_Materials provided_:
(begin)

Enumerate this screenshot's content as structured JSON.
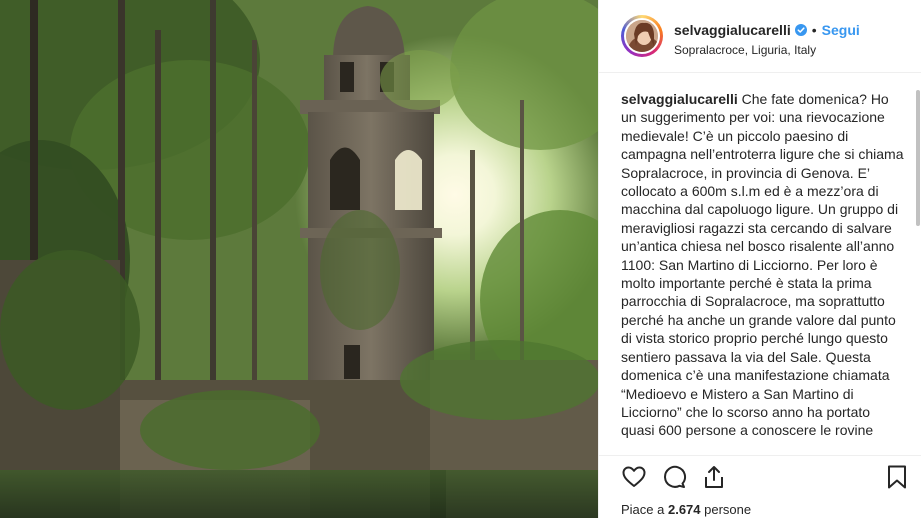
{
  "post": {
    "username": "selvaggialucarelli",
    "follow_label": "Segui",
    "separator": "•",
    "location": "Sopralacroce, Liguria, Italy",
    "caption_user": "selvaggialucarelli",
    "caption_text": " Che fate domenica? Ho un suggerimento per voi: una rievocazione medievale! C’è un piccolo paesino di campagna nell’entroterra ligure che si chiama Sopralacroce, in provincia di Genova. E’ collocato a 600m s.l.m ed è a mezz’ora di macchina dal capoluogo ligure. Un gruppo di meravigliosi ragazzi sta cercando di salvare un’antica chiesa nel bosco risalente all’anno 1100: San Martino di Licciorno. Per loro è molto importante perché è stata la prima parrocchia di Sopralacroce, ma soprattutto perché ha anche un grande valore dal punto di vista storico proprio perché lungo questo sentiero passava la via del Sale. Questa domenica c’è una manifestazione chiamata “Medioevo e Mistero a San Martino di Licciorno” che lo scorso anno ha portato quasi 600 persone a conoscere le rovine",
    "likes_prefix": "Piace a ",
    "likes_count": "2.674",
    "likes_suffix": " persone"
  },
  "icons": {
    "verified": "verified-badge-icon",
    "like": "heart-icon",
    "comment": "comment-icon",
    "share": "share-icon",
    "save": "bookmark-icon"
  },
  "colors": {
    "link": "#3897f0",
    "text": "#262626",
    "border": "#efefef"
  }
}
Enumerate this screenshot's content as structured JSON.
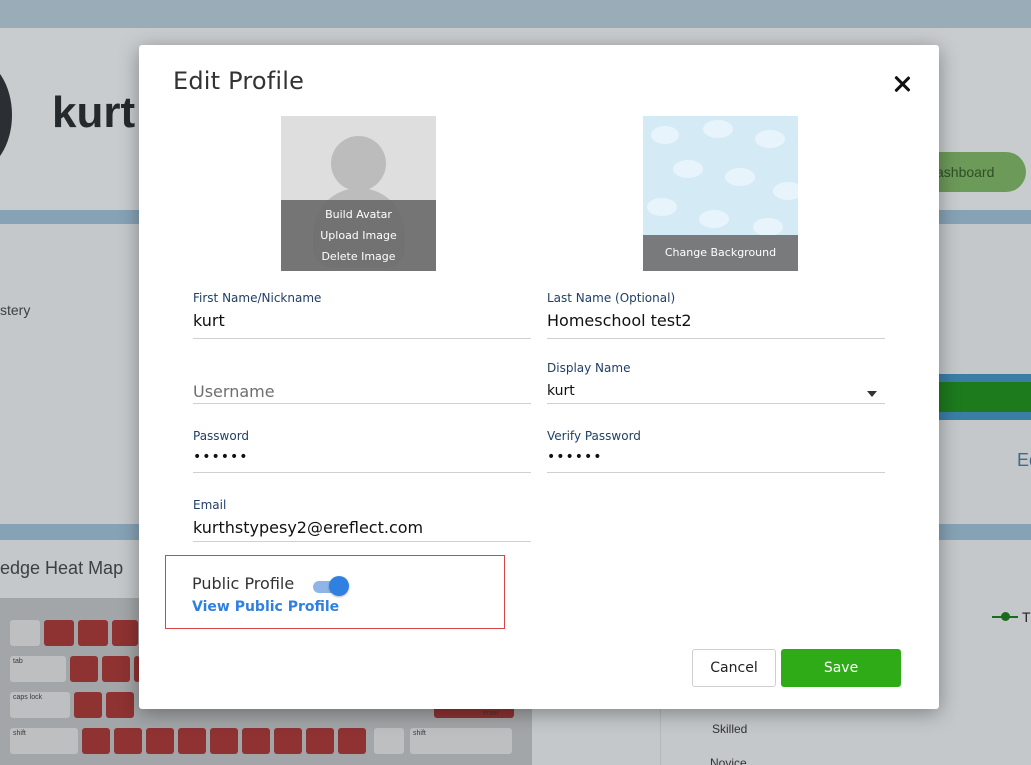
{
  "background": {
    "profile_name": "kurt",
    "dashboard_button": "ashboard",
    "mastery_label": "stery",
    "heat_map_title": "edge Heat Map",
    "edit_link": "Ed",
    "legend_label": "T",
    "chart_levels": [
      "Skilled",
      "Novice"
    ],
    "keyboard_keys": [
      "tab",
      "caps lock",
      "shift",
      "enter",
      "shift"
    ]
  },
  "modal": {
    "title": "Edit Profile",
    "avatar_actions": [
      "Build Avatar",
      "Upload Image",
      "Delete Image"
    ],
    "background_action": "Change Background",
    "fields": {
      "first_name": {
        "label": "First Name/Nickname",
        "value": "kurt"
      },
      "last_name": {
        "label": "Last Name (Optional)",
        "value": "Homeschool test2"
      },
      "username": {
        "placeholder": "Username"
      },
      "display_name": {
        "label": "Display Name",
        "value": "kurt"
      },
      "password": {
        "label": "Password",
        "value": "••••••"
      },
      "verify_password": {
        "label": "Verify Password",
        "value": "••••••"
      },
      "email": {
        "label": "Email",
        "value": "kurthstypesy2@ereflect.com"
      }
    },
    "public_profile": {
      "label": "Public Profile",
      "enabled": true,
      "link": "View Public Profile"
    },
    "buttons": {
      "cancel": "Cancel",
      "save": "Save"
    }
  },
  "colors": {
    "save": "#2eab17",
    "link": "#2f80e0",
    "highlight_border": "#d64545",
    "label": "#1f3f66"
  },
  "icons": [
    "close-icon",
    "avatar-placeholder-icon",
    "dropdown-arrow-icon",
    "toggle-switch"
  ]
}
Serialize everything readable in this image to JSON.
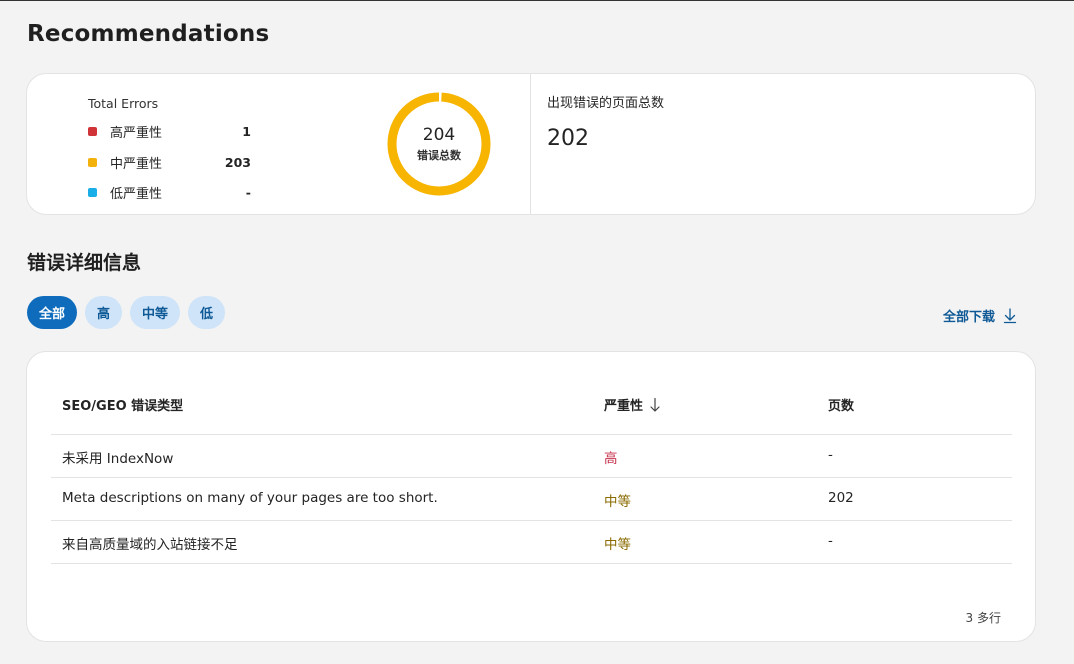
{
  "page": {
    "title": "Recommendations"
  },
  "summary": {
    "legend_title": "Total Errors",
    "items": [
      {
        "label": "高严重性",
        "value": "1",
        "color": "#d13438"
      },
      {
        "label": "中严重性",
        "value": "203",
        "color": "#f2b10b"
      },
      {
        "label": "低严重性",
        "value": "-",
        "color": "#1aaee8"
      }
    ],
    "total_value": "204",
    "total_label": "错误总数",
    "pages_label": "出现错误的页面总数",
    "pages_value": "202"
  },
  "details": {
    "title": "错误详细信息",
    "filters": [
      {
        "label": "全部",
        "active": true
      },
      {
        "label": "高",
        "active": false
      },
      {
        "label": "中等",
        "active": false
      },
      {
        "label": "低",
        "active": false
      }
    ],
    "download_label": "全部下载",
    "table": {
      "headers": {
        "type": "SEO/GEO 错误类型",
        "severity": "严重性",
        "pages": "页数"
      },
      "rows": [
        {
          "type": "未采用 IndexNow",
          "severity": "高",
          "severity_level": "high",
          "pages": "-"
        },
        {
          "type": "Meta descriptions on many of your pages are too short.",
          "severity": "中等",
          "severity_level": "medium",
          "pages": "202"
        },
        {
          "type": "来自高质量域的入站链接不足",
          "severity": "中等",
          "severity_level": "medium",
          "pages": "-"
        }
      ],
      "row_count": "3 多行"
    }
  },
  "icons": {
    "sort": "arrow-down-icon",
    "download": "download-icon"
  },
  "colors": {
    "accent": "#0f6cbd",
    "chip_bg": "#cfe4f8",
    "high": "#c4314b",
    "medium": "#8a6a00"
  }
}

(end)

_Given task_:
Return the full material word for word. Do not include the pictures.

_The answer_:
Enumerate this screenshot's content as structured JSON.
{
  "post": {
    "username": "selvaggialucarelli",
    "follow_label": "Segui",
    "separator": "•",
    "location": "Sopralacroce, Liguria, Italy",
    "caption_user": "selvaggialucarelli",
    "caption_text": " Che fate domenica? Ho un suggerimento per voi: una rievocazione medievale! C’è un piccolo paesino di campagna nell’entroterra ligure che si chiama Sopralacroce, in provincia di Genova. E’ collocato a 600m s.l.m ed è a mezz’ora di macchina dal capoluogo ligure. Un gruppo di meravigliosi ragazzi sta cercando di salvare un’antica chiesa nel bosco risalente all’anno 1100: San Martino di Licciorno. Per loro è molto importante perché è stata la prima parrocchia di Sopralacroce, ma soprattutto perché ha anche un grande valore dal punto di vista storico proprio perché lungo questo sentiero passava la via del Sale. Questa domenica c’è una manifestazione chiamata “Medioevo e Mistero a San Martino di Licciorno” che lo scorso anno ha portato quasi 600 persone a conoscere le rovine",
    "likes_prefix": "Piace a ",
    "likes_count": "2.674",
    "likes_suffix": " persone"
  },
  "icons": {
    "verified": "verified-badge-icon",
    "like": "heart-icon",
    "comment": "comment-icon",
    "share": "share-icon",
    "save": "bookmark-icon"
  },
  "colors": {
    "link": "#3897f0",
    "text": "#262626",
    "border": "#efefef"
  }
}
Enumerate this screenshot's content as structured JSON.
{
  "background": {
    "profile_name": "kurt",
    "dashboard_button": "ashboard",
    "mastery_label": "stery",
    "heat_map_title": "edge Heat Map",
    "edit_link": "Ed",
    "legend_label": "T",
    "chart_levels": [
      "Skilled",
      "Novice"
    ],
    "keyboard_keys": [
      "tab",
      "caps lock",
      "shift",
      "enter",
      "shift"
    ]
  },
  "modal": {
    "title": "Edit Profile",
    "avatar_actions": [
      "Build Avatar",
      "Upload Image",
      "Delete Image"
    ],
    "background_action": "Change Background",
    "fields": {
      "first_name": {
        "label": "First Name/Nickname",
        "value": "kurt"
      },
      "last_name": {
        "label": "Last Name (Optional)",
        "value": "Homeschool test2"
      },
      "username": {
        "placeholder": "Username"
      },
      "display_name": {
        "label": "Display Name",
        "value": "kurt"
      },
      "password": {
        "label": "Password",
        "value": "••••••"
      },
      "verify_password": {
        "label": "Verify Password",
        "value": "••••••"
      },
      "email": {
        "label": "Email",
        "value": "kurthstypesy2@ereflect.com"
      }
    },
    "public_profile": {
      "label": "Public Profile",
      "enabled": true,
      "link": "View Public Profile"
    },
    "buttons": {
      "cancel": "Cancel",
      "save": "Save"
    }
  },
  "colors": {
    "save": "#2eab17",
    "link": "#2f80e0",
    "highlight_border": "#d64545",
    "label": "#1f3f66"
  },
  "icons": [
    "close-icon",
    "avatar-placeholder-icon",
    "dropdown-arrow-icon",
    "toggle-switch"
  ]
}
Serialize everything readable in this image to JSON.
{
  "page": {
    "title": "Recommendations"
  },
  "summary": {
    "legend_title": "Total Errors",
    "items": [
      {
        "label": "高严重性",
        "value": "1",
        "color": "#d13438"
      },
      {
        "label": "中严重性",
        "value": "203",
        "color": "#f2b10b"
      },
      {
        "label": "低严重性",
        "value": "-",
        "color": "#1aaee8"
      }
    ],
    "total_value": "204",
    "total_label": "错误总数",
    "pages_label": "出现错误的页面总数",
    "pages_value": "202"
  },
  "details": {
    "title": "错误详细信息",
    "filters": [
      {
        "label": "全部",
        "active": true
      },
      {
        "label": "高",
        "active": false
      },
      {
        "label": "中等",
        "active": false
      },
      {
        "label": "低",
        "active": false
      }
    ],
    "download_label": "全部下载",
    "table": {
      "headers": {
        "type": "SEO/GEO 错误类型",
        "severity": "严重性",
        "pages": "页数"
      },
      "rows": [
        {
          "type": "未采用 IndexNow",
          "severity": "高",
          "severity_level": "high",
          "pages": "-"
        },
        {
          "type": "Meta descriptions on many of your pages are too short.",
          "severity": "中等",
          "severity_level": "medium",
          "pages": "202"
        },
        {
          "type": "来自高质量域的入站链接不足",
          "severity": "中等",
          "severity_level": "medium",
          "pages": "-"
        }
      ],
      "row_count": "3 多行"
    }
  },
  "icons": {
    "sort": "arrow-down-icon",
    "download": "download-icon"
  },
  "colors": {
    "accent": "#0f6cbd",
    "chip_bg": "#cfe4f8",
    "high": "#c4314b",
    "medium": "#8a6a00"
  }
}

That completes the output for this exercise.